SHORT TASK. Set down all of the data exactly as it appears.

══════════════════════════════

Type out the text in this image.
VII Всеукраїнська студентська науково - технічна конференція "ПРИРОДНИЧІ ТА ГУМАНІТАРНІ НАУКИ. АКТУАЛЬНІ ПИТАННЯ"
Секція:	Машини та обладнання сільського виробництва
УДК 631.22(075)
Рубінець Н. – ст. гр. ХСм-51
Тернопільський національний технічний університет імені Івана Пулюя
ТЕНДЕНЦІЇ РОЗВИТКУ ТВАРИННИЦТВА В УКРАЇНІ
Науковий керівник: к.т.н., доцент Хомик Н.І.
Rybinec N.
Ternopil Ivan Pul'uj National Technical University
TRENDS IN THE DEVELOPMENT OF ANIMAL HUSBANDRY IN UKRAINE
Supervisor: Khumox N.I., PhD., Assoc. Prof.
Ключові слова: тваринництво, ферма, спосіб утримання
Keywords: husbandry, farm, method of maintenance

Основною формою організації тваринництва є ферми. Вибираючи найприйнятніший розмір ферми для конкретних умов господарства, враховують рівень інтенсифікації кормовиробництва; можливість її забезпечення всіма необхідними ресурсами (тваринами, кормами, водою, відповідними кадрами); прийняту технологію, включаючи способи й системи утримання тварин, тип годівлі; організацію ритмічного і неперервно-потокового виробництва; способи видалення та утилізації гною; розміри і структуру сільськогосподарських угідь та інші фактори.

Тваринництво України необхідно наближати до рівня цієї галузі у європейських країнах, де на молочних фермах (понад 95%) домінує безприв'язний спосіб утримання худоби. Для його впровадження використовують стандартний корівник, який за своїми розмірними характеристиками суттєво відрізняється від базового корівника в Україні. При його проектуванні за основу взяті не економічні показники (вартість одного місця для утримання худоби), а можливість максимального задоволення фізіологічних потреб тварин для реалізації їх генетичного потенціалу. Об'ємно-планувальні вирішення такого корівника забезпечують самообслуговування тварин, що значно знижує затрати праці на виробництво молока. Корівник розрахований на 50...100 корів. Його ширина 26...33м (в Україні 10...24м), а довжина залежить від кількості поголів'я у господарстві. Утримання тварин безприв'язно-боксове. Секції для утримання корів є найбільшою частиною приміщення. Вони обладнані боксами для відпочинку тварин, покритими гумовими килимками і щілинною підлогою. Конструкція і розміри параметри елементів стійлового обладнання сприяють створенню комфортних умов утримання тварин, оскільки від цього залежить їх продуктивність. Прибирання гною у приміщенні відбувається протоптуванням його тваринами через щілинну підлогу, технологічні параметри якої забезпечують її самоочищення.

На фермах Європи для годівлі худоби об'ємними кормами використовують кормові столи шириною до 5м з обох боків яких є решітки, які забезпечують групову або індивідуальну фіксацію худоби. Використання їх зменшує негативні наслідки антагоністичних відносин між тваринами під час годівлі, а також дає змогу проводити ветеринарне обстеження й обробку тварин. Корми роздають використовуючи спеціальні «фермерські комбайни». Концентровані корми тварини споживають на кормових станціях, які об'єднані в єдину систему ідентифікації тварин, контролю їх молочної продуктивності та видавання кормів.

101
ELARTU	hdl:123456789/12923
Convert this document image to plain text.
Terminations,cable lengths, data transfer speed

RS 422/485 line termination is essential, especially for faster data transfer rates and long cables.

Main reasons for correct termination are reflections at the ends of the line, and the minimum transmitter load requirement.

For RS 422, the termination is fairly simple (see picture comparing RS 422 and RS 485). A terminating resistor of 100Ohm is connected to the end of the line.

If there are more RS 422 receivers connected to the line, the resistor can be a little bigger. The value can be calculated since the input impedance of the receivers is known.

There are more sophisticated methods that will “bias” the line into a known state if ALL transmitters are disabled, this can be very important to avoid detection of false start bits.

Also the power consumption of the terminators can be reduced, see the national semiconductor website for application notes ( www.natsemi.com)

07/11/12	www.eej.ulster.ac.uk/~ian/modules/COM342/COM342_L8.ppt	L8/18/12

══════════════════════════════

RESULT.
Type out the text in this image.
VII Всеукраїнська студентська науково - технічна конференція "ПРИРОДНИЧІ ТА ГУМАНІТАРНІ НАУКИ. АКТУАЛЬНІ ПИТАННЯ"
Секція:	Машини та обладнання сільського виробництва
УДК 631.22(075)
Рубінець Н. – ст. гр. ХСм-51
Тернопільський національний технічний університет імені Івана Пулюя
ТЕНДЕНЦІЇ РОЗВИТКУ ТВАРИННИЦТВА В УКРАЇНІ
Науковий керівник: к.т.н., доцент Хомик Н.І.
Rybinec N.
Ternopil Ivan Pul'uj National Technical University
TRENDS IN THE DEVELOPMENT OF ANIMAL HUSBANDRY IN UKRAINE
Supervisor: Khumox N.I., PhD., Assoc. Prof.
Ключові слова: тваринництво, ферма, спосіб утримання
Keywords: husbandry, farm, method of maintenance

Основною формою організації тваринництва є ферми. Вибираючи найприйнятніший розмір ферми для конкретних умов господарства, враховують рівень інтенсифікації кормовиробництва; можливість її забезпечення всіма необхідними ресурсами (тваринами, кормами, водою, відповідними кадрами); прийняту технологію, включаючи способи й системи утримання тварин, тип годівлі; організацію ритмічного і неперервно-потокового виробництва; способи видалення та утилізації гною; розміри і структуру сільськогосподарських угідь та інші фактори.

Тваринництво України необхідно наближати до рівня цієї галузі у європейських країнах, де на молочних фермах (понад 95%) домінує безприв'язний спосіб утримання худоби. Для його впровадження використовують стандартний корівник, який за своїми розмірними характеристиками суттєво відрізняється від базового корівника в Україні. При його проектуванні за основу взяті не економічні показники (вартість одного місця для утримання худоби), а можливість максимального задоволення фізіологічних потреб тварин для реалізації їх генетичного потенціалу. Об'ємно-планувальні вирішення такого корівника забезпечують самообслуговування тварин, що значно знижує затрати праці на виробництво молока. Корівник розрахований на 50...100 корів. Його ширина 26...33м (в Україні 10...24м), а довжина залежить від кількості поголів'я у господарстві. Утримання тварин безприв'язно-боксове. Секції для утримання корів є найбільшою частиною приміщення. Вони обладнані боксами для відпочинку тварин, покритими гумовими килимками і щілинною підлогою. Конструкція і розміри параметри елементів стійлового обладнання сприяють створенню комфортних умов утримання тварин, оскільки від цього залежить їх продуктивність. Прибирання гною у приміщенні відбувається протоптуванням його тваринами через щілинну підлогу, технологічні параметри якої забезпечують її самоочищення.

На фермах Європи для годівлі худоби об'ємними кормами використовують кормові столи шириною до 5м з обох боків яких є решітки, які забезпечують групову або індивідуальну фіксацію худоби. Використання їх зменшує негативні наслідки антагоністичних відносин між тваринами під час годівлі, а також дає змогу проводити ветеринарне обстеження й обробку тварин. Корми роздають використовуючи спеціальні «фермерські комбайни». Концентровані корми тварини споживають на кормових станціях, які об'єднані в єдину систему ідентифікації тварин, контролю їх молочної продуктивності та видавання кормів.

101
ELARTU	hdl:123456789/12923
Convert this document image to plain text.
Terminations,cable lengths, data transfer speed

RS 422/485 line termination is essential, especially for faster data transfer rates and long cables.

Main reasons for correct termination are reflections at the ends of the line, and the minimum transmitter load requirement.

For RS 422, the termination is fairly simple (see picture comparing RS 422 and RS 485). A terminating resistor of 100Ohm is connected to the end of the line.

If there are more RS 422 receivers connected to the line, the resistor can be a little bigger. The value can be calculated since the input impedance of the receivers is known.

There are more sophisticated methods that will “bias” the line into a known state if ALL transmitters are disabled, this can be very important to avoid detection of false start bits.

Also the power consumption of the terminators can be reduced, see the national semiconductor website for application notes ( www.natsemi.com)

07/11/12	www.eej.ulster.ac.uk/~ian/modules/COM342/COM342_L8.ppt	L8/18/12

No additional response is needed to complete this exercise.